In the data that follows, count each line holding the string "کاهش"; answer with the number only.

[Extracted data entries]
- - - -
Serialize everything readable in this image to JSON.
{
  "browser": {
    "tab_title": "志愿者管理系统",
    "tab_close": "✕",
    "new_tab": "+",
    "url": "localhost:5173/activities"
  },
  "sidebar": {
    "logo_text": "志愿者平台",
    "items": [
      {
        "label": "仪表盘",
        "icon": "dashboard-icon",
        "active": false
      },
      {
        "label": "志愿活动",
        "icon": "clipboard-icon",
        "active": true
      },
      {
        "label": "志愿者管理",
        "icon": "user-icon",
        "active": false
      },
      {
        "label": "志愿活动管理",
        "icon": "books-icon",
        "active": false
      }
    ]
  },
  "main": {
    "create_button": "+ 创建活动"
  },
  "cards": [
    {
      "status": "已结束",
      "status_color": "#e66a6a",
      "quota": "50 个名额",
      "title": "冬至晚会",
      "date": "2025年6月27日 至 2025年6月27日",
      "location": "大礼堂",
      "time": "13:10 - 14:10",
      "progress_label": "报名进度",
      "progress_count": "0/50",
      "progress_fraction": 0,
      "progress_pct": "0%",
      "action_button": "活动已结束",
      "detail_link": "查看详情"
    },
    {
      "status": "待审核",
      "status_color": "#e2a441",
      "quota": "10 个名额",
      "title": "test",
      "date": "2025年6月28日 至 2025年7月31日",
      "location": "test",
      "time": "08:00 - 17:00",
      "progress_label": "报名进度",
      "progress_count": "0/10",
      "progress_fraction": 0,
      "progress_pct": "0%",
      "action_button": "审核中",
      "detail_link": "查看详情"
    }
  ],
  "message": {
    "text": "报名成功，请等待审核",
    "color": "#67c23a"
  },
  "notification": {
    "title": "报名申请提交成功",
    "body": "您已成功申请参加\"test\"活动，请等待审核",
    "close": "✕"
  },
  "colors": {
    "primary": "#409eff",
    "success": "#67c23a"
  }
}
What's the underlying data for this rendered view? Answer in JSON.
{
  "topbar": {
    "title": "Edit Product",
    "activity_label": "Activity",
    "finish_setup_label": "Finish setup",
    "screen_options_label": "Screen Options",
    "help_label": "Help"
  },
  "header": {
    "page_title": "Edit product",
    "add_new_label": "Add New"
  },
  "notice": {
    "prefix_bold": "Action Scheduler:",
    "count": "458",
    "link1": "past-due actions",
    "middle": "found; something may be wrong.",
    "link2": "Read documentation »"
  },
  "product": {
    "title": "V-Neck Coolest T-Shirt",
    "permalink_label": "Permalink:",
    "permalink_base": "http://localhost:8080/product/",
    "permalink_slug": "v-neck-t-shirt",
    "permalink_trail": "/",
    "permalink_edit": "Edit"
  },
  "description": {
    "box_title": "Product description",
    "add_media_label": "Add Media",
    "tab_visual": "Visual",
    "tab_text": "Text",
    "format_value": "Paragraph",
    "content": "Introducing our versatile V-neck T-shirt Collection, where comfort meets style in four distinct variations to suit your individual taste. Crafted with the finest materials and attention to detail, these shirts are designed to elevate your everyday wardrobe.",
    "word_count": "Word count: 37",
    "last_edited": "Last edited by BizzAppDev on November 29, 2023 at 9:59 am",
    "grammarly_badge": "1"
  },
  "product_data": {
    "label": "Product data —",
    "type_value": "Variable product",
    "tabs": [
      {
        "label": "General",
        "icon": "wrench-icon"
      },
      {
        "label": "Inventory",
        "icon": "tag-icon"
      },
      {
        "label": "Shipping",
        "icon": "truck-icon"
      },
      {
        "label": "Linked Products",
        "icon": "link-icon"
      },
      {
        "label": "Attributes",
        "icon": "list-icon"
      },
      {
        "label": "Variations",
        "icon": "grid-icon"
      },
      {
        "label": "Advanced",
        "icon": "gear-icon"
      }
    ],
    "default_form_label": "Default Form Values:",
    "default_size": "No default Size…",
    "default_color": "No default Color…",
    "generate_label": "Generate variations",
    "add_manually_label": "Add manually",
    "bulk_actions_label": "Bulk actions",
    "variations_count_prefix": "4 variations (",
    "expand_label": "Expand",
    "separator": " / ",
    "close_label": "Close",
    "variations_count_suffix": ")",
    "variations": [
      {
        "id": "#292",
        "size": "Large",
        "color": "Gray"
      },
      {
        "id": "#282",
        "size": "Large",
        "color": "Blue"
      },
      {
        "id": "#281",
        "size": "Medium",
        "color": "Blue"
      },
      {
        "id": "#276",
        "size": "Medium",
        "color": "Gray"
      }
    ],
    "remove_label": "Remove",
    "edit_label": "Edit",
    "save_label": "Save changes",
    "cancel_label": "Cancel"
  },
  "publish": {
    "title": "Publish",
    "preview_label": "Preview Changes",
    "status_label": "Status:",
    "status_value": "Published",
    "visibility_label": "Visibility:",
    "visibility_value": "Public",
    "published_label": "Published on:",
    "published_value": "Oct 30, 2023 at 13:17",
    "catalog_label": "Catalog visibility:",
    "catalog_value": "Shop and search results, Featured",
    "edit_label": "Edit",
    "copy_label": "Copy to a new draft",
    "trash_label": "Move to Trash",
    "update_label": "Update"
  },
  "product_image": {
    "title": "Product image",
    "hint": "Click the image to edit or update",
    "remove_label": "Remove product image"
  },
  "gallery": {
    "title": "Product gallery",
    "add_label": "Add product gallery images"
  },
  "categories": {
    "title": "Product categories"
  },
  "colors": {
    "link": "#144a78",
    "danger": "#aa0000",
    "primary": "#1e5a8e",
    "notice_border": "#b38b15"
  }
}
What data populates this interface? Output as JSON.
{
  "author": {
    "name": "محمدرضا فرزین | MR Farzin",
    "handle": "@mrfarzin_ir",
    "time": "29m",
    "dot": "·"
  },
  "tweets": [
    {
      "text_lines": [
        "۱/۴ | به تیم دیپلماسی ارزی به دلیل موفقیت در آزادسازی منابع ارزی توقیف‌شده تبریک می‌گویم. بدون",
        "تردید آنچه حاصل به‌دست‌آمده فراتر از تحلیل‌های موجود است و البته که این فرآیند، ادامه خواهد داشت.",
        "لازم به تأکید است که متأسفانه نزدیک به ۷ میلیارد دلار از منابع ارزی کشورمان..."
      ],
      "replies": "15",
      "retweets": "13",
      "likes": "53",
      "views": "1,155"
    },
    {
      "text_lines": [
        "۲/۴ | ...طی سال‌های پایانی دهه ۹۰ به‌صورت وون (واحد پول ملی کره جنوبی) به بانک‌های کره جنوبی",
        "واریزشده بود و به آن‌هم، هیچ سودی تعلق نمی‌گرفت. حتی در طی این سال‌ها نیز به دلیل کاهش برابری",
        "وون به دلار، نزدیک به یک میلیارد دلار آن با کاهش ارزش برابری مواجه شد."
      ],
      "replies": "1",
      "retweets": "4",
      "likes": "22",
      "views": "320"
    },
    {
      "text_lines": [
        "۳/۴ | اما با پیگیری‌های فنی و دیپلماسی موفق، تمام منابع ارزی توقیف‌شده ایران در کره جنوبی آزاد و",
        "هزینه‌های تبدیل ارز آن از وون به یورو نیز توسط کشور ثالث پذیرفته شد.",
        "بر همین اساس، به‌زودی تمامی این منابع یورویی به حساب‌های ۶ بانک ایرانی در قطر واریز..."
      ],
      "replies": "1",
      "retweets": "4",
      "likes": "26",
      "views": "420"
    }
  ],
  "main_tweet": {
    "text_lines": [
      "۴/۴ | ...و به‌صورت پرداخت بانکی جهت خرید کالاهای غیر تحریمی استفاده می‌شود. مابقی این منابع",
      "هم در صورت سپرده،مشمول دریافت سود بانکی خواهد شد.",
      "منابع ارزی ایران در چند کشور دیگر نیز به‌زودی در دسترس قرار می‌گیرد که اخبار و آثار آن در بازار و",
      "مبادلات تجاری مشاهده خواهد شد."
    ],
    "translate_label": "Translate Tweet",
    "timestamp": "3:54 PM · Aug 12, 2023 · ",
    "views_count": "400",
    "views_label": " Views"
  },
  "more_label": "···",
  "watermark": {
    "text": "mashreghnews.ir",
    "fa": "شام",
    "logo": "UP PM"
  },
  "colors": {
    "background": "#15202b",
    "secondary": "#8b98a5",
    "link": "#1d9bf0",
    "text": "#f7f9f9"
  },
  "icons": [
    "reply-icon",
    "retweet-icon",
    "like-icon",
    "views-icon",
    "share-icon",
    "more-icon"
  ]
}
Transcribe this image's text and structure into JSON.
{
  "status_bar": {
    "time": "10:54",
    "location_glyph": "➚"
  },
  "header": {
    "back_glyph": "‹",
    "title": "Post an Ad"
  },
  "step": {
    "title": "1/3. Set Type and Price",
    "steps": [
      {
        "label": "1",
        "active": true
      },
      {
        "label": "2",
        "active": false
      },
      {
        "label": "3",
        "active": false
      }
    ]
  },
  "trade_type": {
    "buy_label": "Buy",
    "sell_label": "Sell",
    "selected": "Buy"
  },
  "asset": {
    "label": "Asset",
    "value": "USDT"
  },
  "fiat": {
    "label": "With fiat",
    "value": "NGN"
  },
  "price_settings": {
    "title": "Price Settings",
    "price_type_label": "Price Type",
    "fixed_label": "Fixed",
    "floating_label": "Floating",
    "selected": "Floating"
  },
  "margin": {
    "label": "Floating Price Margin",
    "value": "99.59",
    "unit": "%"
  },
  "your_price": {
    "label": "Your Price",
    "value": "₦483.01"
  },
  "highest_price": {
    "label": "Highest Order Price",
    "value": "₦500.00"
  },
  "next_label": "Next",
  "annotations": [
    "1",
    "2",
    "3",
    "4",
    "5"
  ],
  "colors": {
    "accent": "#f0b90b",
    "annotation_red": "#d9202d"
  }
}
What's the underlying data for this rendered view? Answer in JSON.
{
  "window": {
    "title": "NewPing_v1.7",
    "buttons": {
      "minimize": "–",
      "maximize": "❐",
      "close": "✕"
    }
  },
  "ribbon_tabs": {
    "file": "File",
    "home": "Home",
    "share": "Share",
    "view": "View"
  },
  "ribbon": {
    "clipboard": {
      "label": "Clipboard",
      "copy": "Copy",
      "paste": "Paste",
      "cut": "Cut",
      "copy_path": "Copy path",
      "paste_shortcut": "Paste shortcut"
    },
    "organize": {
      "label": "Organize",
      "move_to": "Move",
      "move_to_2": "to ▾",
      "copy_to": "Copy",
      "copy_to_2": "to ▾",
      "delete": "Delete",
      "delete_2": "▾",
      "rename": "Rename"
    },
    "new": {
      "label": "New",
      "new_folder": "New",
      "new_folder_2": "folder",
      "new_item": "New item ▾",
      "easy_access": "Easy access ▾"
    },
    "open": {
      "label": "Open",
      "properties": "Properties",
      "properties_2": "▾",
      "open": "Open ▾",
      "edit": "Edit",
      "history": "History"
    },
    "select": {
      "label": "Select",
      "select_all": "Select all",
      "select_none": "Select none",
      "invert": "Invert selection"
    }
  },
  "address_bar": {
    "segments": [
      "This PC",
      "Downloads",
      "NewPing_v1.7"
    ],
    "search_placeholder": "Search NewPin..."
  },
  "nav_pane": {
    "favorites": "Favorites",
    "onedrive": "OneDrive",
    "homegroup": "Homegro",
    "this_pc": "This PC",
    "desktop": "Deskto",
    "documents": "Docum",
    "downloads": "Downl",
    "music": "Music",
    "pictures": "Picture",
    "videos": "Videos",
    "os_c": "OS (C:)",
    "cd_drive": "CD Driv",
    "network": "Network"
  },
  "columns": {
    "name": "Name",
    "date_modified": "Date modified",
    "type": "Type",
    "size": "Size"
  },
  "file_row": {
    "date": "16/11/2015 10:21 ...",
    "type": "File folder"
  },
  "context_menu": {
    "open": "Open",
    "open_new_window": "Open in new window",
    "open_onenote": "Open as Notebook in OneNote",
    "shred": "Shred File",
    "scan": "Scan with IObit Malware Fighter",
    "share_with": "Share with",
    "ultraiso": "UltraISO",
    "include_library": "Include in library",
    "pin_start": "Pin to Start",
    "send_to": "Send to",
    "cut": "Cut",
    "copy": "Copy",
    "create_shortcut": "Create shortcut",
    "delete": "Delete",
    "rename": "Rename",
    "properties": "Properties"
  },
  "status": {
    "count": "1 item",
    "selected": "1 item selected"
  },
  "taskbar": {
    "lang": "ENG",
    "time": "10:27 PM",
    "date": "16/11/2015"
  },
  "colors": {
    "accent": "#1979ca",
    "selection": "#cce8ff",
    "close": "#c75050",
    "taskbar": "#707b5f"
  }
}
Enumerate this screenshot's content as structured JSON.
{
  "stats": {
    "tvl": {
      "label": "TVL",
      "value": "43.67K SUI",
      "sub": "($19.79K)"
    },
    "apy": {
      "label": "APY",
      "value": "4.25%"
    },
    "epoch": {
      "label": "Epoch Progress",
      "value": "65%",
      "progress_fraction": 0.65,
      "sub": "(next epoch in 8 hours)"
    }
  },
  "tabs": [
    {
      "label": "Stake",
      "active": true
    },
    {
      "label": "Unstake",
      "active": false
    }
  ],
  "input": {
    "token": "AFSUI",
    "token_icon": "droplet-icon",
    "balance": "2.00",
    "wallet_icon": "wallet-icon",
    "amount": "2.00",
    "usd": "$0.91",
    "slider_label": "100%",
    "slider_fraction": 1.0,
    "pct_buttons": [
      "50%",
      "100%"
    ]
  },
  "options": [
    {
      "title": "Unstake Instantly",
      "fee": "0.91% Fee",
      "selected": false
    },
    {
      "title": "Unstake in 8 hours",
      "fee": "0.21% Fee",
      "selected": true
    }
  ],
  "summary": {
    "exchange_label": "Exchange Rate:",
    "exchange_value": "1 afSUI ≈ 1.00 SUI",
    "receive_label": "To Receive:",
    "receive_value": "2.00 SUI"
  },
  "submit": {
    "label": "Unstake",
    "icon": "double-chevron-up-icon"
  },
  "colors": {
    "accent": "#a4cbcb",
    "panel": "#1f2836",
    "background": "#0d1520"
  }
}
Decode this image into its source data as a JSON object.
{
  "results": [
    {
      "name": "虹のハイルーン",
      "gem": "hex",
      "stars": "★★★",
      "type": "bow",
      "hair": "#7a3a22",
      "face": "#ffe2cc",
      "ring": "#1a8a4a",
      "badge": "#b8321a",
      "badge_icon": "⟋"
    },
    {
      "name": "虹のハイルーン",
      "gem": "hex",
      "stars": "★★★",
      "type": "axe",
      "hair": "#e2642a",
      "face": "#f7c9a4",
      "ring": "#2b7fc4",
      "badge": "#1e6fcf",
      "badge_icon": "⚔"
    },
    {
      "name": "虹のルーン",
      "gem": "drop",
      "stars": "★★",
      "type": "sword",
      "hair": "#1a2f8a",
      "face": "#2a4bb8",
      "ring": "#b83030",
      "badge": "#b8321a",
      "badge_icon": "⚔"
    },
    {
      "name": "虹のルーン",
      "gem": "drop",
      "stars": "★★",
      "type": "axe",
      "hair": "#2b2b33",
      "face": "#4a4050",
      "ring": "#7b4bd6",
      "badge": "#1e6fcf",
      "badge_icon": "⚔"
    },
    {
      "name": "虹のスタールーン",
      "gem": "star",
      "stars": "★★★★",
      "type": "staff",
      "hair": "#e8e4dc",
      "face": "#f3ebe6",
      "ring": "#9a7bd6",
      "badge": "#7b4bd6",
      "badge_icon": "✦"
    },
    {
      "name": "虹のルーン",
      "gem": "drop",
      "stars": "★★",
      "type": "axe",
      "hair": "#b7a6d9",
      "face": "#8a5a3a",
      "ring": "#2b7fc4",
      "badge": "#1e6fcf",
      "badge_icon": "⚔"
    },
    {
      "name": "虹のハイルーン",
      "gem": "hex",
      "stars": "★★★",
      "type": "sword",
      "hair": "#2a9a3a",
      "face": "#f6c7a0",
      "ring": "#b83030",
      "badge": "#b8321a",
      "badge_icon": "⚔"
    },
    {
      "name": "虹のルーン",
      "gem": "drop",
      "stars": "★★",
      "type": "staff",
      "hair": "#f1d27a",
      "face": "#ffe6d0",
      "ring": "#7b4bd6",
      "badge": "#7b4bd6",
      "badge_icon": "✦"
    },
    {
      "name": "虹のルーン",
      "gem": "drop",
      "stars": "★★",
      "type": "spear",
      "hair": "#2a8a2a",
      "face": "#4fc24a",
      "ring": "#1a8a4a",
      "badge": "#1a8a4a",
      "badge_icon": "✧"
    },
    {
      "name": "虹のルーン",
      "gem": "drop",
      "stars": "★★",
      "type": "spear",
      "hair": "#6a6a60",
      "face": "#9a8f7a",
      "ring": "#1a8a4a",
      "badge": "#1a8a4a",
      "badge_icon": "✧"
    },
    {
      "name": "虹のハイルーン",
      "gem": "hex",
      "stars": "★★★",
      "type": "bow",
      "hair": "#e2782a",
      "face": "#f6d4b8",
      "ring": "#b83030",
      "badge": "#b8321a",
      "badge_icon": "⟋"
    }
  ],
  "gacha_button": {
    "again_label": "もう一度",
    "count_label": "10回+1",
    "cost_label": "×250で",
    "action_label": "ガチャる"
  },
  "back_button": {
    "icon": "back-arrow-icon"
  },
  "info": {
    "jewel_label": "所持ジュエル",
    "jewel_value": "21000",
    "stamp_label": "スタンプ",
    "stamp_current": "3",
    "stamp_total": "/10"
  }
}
- - - -
**EXERCISE SOLUTION:** 2